*Record list*:
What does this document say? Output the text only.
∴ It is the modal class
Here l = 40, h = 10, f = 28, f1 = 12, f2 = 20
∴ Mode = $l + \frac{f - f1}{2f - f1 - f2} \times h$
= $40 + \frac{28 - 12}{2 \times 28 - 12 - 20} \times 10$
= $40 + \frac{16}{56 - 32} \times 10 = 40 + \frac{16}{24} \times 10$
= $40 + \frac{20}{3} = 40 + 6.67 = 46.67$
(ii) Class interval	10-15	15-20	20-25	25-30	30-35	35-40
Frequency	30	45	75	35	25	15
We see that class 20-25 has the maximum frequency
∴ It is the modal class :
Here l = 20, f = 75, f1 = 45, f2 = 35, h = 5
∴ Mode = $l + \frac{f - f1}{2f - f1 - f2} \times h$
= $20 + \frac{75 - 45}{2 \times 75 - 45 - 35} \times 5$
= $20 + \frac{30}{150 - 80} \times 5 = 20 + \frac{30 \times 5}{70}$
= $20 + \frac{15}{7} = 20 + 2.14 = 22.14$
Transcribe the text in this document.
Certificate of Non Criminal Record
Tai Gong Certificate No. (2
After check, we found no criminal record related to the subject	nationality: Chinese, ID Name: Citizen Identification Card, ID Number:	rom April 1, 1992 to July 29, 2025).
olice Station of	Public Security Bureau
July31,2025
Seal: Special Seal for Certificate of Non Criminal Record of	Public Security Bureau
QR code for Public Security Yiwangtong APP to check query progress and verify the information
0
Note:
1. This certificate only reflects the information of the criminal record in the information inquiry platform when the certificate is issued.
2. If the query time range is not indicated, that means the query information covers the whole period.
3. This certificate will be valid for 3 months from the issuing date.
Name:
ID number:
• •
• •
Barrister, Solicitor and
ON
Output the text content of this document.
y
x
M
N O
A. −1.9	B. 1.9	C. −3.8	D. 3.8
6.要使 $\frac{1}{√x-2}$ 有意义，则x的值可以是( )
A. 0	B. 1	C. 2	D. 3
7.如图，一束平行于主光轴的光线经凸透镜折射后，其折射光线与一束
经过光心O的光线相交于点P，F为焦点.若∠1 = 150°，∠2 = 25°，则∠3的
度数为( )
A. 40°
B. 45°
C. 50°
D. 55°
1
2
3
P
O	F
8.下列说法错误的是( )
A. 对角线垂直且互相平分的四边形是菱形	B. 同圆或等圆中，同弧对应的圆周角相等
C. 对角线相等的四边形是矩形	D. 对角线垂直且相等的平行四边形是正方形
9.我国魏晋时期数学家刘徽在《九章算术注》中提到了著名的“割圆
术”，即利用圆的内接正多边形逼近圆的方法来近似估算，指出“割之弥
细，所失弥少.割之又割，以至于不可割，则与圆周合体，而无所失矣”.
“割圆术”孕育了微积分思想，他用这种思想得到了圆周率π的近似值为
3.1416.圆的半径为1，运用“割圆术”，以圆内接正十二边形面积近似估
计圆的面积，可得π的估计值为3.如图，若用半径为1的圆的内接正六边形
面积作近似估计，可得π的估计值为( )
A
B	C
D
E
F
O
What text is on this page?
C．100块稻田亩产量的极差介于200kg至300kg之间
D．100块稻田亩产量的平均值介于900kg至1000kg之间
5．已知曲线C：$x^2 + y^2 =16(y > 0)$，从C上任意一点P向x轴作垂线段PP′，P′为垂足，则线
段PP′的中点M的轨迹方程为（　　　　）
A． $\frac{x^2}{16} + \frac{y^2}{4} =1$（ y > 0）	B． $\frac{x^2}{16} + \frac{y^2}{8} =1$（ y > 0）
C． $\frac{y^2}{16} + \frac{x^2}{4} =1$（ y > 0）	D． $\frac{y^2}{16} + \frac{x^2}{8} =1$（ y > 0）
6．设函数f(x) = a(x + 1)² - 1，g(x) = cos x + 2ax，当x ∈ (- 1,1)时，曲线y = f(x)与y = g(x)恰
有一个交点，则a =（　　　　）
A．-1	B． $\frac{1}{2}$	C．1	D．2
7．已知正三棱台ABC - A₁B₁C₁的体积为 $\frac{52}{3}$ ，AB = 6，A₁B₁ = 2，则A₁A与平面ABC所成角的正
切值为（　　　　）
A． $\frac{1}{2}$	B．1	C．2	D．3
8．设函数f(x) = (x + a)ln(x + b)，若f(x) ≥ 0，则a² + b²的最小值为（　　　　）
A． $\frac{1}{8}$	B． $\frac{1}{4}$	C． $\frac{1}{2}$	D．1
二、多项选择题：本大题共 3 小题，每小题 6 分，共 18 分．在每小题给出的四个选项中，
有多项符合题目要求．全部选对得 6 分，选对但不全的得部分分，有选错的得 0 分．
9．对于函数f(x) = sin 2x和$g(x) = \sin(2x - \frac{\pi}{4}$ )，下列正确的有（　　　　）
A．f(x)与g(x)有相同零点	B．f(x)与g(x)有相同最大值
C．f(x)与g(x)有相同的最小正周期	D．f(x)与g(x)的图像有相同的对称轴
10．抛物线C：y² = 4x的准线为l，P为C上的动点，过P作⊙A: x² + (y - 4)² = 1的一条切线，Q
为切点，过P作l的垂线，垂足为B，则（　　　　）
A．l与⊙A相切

*Stated problem*:
Provide an exact reproduction of all the entries shown above.

*Solution to this task*:
What does this document say? Output the text only.
∴ It is the modal class
Here l = 40, h = 10, f = 28, f1 = 12, f2 = 20
∴ Mode = $l + \frac{f - f1}{2f - f1 - f2} \times h$
= $40 + \frac{28 - 12}{2 \times 28 - 12 - 20} \times 10$
= $40 + \frac{16}{56 - 32} \times 10 = 40 + \frac{16}{24} \times 10$
= $40 + \frac{20}{3} = 40 + 6.67 = 46.67$
(ii) Class interval	10-15	15-20	20-25	25-30	30-35	35-40
Frequency	30	45	75	35	25	15
We see that class 20-25 has the maximum frequency
∴ It is the modal class :
Here l = 20, f = 75, f1 = 45, f2 = 35, h = 5
∴ Mode = $l + \frac{f - f1}{2f - f1 - f2} \times h$
= $20 + \frac{75 - 45}{2 \times 75 - 45 - 35} \times 5$
= $20 + \frac{30}{150 - 80} \times 5 = 20 + \frac{30 \times 5}{70}$
= $20 + \frac{15}{7} = 20 + 2.14 = 22.14$
Transcribe the text in this document.
Certificate of Non Criminal Record
Tai Gong Certificate No. (2
After check, we found no criminal record related to the subject	nationality: Chinese, ID Name: Citizen Identification Card, ID Number:	rom April 1, 1992 to July 29, 2025).
olice Station of	Public Security Bureau
July31,2025
Seal: Special Seal for Certificate of Non Criminal Record of	Public Security Bureau
QR code for Public Security Yiwangtong APP to check query progress and verify the information
0
Note:
1. This certificate only reflects the information of the criminal record in the information inquiry platform when the certificate is issued.
2. If the query time range is not indicated, that means the query information covers the whole period.
3. This certificate will be valid for 3 months from the issuing date.
Name:
ID number:
• •
• •
Barrister, Solicitor and
ON
Output the text content of this document.
y
x
M
N O
A. −1.9	B. 1.9	C. −3.8	D. 3.8
6.要使 $\frac{1}{√x-2}$ 有意义，则x的值可以是( )
A. 0	B. 1	C. 2	D. 3
7.如图，一束平行于主光轴的光线经凸透镜折射后，其折射光线与一束
经过光心O的光线相交于点P，F为焦点.若∠1 = 150°，∠2 = 25°，则∠3的
度数为( )
A. 40°
B. 45°
C. 50°
D. 55°
1
2
3
P
O	F
8.下列说法错误的是( )
A. 对角线垂直且互相平分的四边形是菱形	B. 同圆或等圆中，同弧对应的圆周角相等
C. 对角线相等的四边形是矩形	D. 对角线垂直且相等的平行四边形是正方形
9.我国魏晋时期数学家刘徽在《九章算术注》中提到了著名的“割圆
术”，即利用圆的内接正多边形逼近圆的方法来近似估算，指出“割之弥
细，所失弥少.割之又割，以至于不可割，则与圆周合体，而无所失矣”.
“割圆术”孕育了微积分思想，他用这种思想得到了圆周率π的近似值为
3.1416.圆的半径为1，运用“割圆术”，以圆内接正十二边形面积近似估
计圆的面积，可得π的估计值为3.如图，若用半径为1的圆的内接正六边形
面积作近似估计，可得π的估计值为( )
A
B	C
D
E
F
O
What text is on this page?
C．100块稻田亩产量的极差介于200kg至300kg之间
D．100块稻田亩产量的平均值介于900kg至1000kg之间
5．已知曲线C：$x^2 + y^2 =16(y > 0)$，从C上任意一点P向x轴作垂线段PP′，P′为垂足，则线
段PP′的中点M的轨迹方程为（　　　　）
A． $\frac{x^2}{16} + \frac{y^2}{4} =1$（ y > 0）	B． $\frac{x^2}{16} + \frac{y^2}{8} =1$（ y > 0）
C． $\frac{y^2}{16} + \frac{x^2}{4} =1$（ y > 0）	D． $\frac{y^2}{16} + \frac{x^2}{8} =1$（ y > 0）
6．设函数f(x) = a(x + 1)² - 1，g(x) = cos x + 2ax，当x ∈ (- 1,1)时，曲线y = f(x)与y = g(x)恰
有一个交点，则a =（　　　　）
A．-1	B． $\frac{1}{2}$	C．1	D．2
7．已知正三棱台ABC - A₁B₁C₁的体积为 $\frac{52}{3}$ ，AB = 6，A₁B₁ = 2，则A₁A与平面ABC所成角的正
切值为（　　　　）
A． $\frac{1}{2}$	B．1	C．2	D．3
8．设函数f(x) = (x + a)ln(x + b)，若f(x) ≥ 0，则a² + b²的最小值为（　　　　）
A． $\frac{1}{8}$	B． $\frac{1}{4}$	C． $\frac{1}{2}$	D．1
二、多项选择题：本大题共 3 小题，每小题 6 分，共 18 分．在每小题给出的四个选项中，
有多项符合题目要求．全部选对得 6 分，选对但不全的得部分分，有选错的得 0 分．
9．对于函数f(x) = sin 2x和$g(x) = \sin(2x - \frac{\pi}{4}$ )，下列正确的有（　　　　）
A．f(x)与g(x)有相同零点	B．f(x)与g(x)有相同最大值
C．f(x)与g(x)有相同的最小正周期	D．f(x)与g(x)的图像有相同的对称轴
10．抛物线C：y² = 4x的准线为l，P为C上的动点，过P作⊙A: x² + (y - 4)² = 1的一条切线，Q
为切点，过P作l的垂线，垂足为B，则（　　　　）
A．l与⊙A相切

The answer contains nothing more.